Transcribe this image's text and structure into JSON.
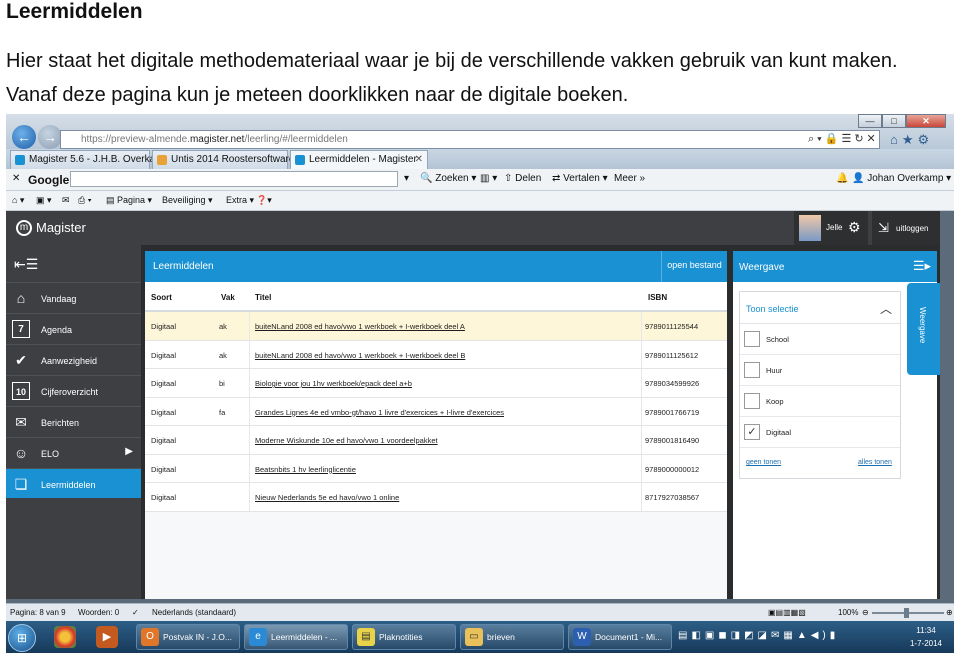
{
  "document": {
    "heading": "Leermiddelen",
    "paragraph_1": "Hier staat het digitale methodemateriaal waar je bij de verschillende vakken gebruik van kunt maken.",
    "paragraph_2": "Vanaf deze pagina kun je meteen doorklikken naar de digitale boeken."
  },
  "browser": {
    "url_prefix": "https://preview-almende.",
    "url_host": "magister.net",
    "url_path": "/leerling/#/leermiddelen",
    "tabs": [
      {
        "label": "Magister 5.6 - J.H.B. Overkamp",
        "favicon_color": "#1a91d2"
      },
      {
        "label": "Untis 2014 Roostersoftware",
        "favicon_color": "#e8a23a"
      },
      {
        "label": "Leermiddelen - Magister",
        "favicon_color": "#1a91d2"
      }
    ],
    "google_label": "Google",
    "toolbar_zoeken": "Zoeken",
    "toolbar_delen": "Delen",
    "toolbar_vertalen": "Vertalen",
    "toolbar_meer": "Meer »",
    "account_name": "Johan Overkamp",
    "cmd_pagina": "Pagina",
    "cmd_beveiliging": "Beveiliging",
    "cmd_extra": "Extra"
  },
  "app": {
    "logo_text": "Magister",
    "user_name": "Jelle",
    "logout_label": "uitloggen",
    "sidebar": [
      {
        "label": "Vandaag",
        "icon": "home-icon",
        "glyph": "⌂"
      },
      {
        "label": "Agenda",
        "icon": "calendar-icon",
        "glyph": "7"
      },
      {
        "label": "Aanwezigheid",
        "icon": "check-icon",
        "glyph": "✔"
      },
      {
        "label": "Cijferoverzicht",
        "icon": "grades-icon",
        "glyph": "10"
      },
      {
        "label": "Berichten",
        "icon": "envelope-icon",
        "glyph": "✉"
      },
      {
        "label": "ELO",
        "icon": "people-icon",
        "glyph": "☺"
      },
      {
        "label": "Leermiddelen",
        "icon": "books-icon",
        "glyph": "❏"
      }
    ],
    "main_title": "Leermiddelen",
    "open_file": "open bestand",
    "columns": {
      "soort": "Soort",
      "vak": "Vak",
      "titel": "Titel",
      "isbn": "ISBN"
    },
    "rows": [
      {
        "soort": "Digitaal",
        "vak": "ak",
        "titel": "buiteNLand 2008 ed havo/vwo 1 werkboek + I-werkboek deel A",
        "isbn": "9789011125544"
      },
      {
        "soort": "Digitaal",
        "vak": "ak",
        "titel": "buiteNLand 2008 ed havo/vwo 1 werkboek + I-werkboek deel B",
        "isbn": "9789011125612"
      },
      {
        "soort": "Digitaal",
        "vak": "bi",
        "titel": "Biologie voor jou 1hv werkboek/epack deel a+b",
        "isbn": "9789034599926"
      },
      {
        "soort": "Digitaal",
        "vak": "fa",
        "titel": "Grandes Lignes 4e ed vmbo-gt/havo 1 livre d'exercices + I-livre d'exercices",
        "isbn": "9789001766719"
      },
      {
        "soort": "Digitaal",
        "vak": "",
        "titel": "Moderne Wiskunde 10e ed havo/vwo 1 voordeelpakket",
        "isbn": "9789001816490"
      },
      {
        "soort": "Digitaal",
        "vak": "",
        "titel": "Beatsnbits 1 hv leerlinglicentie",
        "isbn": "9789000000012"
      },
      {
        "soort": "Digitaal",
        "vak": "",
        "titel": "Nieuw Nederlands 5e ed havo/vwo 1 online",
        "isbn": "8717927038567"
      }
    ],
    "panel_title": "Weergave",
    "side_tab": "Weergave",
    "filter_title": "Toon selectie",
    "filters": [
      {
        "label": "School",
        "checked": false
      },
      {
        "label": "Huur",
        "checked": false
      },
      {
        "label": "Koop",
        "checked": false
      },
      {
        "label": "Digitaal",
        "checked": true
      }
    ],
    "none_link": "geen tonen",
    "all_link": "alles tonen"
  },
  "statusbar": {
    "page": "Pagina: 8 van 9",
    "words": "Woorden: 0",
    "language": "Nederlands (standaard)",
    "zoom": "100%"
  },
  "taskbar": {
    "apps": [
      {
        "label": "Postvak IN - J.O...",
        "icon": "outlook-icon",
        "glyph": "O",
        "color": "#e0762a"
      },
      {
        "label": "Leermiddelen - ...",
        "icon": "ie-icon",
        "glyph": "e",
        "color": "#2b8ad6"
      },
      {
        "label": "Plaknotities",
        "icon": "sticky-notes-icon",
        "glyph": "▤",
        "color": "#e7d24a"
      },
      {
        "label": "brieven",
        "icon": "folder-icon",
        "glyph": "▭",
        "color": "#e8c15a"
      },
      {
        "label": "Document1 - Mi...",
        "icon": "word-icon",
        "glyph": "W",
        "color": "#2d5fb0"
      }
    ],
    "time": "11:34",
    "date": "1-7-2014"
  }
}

_TASK DIRECTIONS:_ Gather all lines from the records above in which "digitale" appears.

_OUTPUT BELOW:_
    "paragraph_1": "Hier staat het digitale methodemateriaal waar je bij de verschillende vakken gebruik van kunt maken.",
    "paragraph_2": "Vanaf deze pagina kun je meteen doorklikken naar de digitale boeken."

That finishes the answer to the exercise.